Items from a figure collection
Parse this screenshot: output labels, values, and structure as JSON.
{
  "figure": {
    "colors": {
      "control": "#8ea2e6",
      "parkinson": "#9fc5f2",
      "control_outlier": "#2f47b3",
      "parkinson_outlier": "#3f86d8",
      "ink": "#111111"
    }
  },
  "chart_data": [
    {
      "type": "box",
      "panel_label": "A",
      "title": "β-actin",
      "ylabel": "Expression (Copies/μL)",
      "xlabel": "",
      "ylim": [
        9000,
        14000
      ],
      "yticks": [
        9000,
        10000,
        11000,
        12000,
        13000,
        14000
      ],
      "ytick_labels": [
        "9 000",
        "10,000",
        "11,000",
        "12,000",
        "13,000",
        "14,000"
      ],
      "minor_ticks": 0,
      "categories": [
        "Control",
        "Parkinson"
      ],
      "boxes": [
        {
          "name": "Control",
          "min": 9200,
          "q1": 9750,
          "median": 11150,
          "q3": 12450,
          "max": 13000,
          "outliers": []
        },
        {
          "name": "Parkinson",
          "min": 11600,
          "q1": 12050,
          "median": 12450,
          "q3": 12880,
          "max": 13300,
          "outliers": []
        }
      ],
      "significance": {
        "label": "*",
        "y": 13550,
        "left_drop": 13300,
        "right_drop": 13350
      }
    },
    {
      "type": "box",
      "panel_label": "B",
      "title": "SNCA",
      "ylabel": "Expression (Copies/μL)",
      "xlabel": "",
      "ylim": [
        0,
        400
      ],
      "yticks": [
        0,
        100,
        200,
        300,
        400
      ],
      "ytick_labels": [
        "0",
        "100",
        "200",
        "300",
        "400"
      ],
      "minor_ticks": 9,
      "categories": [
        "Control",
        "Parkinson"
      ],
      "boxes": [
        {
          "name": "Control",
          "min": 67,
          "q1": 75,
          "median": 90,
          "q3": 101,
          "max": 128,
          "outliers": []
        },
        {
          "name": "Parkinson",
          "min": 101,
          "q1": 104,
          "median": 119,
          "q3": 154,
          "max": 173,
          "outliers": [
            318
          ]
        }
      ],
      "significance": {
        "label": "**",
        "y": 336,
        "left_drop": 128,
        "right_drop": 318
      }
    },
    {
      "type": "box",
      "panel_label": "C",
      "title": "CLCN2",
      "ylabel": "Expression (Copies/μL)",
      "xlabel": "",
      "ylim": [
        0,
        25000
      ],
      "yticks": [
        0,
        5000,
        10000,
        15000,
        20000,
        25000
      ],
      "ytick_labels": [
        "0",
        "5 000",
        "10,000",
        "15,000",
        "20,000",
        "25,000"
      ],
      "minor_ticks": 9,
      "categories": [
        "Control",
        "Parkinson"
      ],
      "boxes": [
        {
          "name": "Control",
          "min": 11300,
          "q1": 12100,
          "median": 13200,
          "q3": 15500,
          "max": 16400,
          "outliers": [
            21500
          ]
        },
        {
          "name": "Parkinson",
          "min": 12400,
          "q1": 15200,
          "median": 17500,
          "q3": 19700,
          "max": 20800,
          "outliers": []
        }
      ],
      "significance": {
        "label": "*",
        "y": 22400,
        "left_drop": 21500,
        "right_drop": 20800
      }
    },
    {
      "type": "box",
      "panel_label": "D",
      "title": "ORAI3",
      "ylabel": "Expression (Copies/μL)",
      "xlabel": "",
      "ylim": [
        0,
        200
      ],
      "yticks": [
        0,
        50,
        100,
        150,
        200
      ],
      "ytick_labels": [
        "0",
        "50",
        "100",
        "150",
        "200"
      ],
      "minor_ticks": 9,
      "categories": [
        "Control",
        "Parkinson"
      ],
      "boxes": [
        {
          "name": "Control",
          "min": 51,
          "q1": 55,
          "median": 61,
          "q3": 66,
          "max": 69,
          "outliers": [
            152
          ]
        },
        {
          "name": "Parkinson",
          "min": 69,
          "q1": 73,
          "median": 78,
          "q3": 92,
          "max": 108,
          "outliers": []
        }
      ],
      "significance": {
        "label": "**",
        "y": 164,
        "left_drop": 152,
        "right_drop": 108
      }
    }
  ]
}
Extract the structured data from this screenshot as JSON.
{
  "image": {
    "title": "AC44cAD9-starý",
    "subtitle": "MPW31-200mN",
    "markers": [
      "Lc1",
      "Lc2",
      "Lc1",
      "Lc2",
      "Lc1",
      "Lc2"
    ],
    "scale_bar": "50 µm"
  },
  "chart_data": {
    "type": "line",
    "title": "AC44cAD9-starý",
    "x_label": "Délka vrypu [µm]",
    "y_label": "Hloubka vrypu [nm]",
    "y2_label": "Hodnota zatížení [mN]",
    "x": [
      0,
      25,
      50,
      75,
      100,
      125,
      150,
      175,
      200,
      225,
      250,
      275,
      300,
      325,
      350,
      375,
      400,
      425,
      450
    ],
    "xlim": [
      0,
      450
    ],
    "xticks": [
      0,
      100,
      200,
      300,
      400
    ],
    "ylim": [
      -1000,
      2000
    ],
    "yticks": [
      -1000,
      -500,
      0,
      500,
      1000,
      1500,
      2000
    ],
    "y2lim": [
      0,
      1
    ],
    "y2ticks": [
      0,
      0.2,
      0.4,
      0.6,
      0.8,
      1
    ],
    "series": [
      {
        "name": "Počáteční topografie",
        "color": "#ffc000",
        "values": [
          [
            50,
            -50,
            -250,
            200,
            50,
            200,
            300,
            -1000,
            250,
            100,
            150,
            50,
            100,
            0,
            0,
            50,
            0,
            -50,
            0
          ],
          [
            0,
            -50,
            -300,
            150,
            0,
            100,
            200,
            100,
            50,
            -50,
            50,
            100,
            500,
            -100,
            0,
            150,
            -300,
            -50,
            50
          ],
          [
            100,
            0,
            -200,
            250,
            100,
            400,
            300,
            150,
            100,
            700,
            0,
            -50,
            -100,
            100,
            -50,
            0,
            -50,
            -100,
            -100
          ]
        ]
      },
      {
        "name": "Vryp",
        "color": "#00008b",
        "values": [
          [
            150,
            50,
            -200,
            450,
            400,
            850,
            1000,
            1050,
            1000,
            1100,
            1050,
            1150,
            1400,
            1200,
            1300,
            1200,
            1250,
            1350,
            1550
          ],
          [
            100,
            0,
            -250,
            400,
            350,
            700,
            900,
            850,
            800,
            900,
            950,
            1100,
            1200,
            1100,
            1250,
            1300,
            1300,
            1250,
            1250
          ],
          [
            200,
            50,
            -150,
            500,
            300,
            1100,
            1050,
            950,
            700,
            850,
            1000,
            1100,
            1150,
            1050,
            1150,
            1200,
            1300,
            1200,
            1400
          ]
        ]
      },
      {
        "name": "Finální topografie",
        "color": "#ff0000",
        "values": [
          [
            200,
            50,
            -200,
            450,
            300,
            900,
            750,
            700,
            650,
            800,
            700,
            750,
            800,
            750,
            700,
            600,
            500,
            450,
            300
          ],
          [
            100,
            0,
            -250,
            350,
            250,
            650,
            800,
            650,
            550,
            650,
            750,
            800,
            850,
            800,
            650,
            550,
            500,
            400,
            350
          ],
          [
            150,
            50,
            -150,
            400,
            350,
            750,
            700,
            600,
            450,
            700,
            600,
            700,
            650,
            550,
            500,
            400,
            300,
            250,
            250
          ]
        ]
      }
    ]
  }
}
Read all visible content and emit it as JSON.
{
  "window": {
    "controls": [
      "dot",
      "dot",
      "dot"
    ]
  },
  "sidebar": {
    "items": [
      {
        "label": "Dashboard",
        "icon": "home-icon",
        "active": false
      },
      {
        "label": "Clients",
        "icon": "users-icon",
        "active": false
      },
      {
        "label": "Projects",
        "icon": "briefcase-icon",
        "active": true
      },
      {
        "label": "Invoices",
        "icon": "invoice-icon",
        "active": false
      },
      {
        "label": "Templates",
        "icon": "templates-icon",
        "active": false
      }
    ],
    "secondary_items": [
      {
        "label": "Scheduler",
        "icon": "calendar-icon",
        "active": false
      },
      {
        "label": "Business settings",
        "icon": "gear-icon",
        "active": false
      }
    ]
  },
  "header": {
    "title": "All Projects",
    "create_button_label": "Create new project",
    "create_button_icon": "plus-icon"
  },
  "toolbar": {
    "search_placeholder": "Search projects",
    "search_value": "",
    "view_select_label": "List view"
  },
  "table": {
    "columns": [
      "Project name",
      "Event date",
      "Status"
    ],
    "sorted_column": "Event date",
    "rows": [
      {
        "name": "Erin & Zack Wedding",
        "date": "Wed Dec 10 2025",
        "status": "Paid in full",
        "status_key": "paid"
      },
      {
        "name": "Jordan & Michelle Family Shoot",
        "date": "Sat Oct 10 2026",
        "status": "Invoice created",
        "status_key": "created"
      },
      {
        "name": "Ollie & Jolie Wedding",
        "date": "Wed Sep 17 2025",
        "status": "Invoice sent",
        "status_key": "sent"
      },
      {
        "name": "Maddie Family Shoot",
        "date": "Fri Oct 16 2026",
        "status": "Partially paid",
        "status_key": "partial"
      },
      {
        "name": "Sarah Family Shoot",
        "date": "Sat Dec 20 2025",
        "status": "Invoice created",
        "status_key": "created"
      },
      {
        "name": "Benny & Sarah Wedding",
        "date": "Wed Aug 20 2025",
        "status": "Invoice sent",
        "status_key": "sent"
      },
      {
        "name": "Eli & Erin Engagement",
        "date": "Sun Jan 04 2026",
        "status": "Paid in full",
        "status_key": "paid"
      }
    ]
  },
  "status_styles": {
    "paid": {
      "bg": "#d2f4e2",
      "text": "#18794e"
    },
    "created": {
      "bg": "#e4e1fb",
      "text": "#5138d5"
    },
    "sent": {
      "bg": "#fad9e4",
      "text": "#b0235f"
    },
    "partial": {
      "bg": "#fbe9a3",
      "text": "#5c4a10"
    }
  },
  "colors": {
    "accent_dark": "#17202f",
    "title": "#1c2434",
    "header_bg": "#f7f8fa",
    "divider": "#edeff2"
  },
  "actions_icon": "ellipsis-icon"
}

**EXERCISE:**
Collect each line above holding the string "text".

**SOLVED PROBLEM:**
      "text": "#18794e"
      "text": "#5138d5"
      "text": "#b0235f"
      "text": "#5c4a10"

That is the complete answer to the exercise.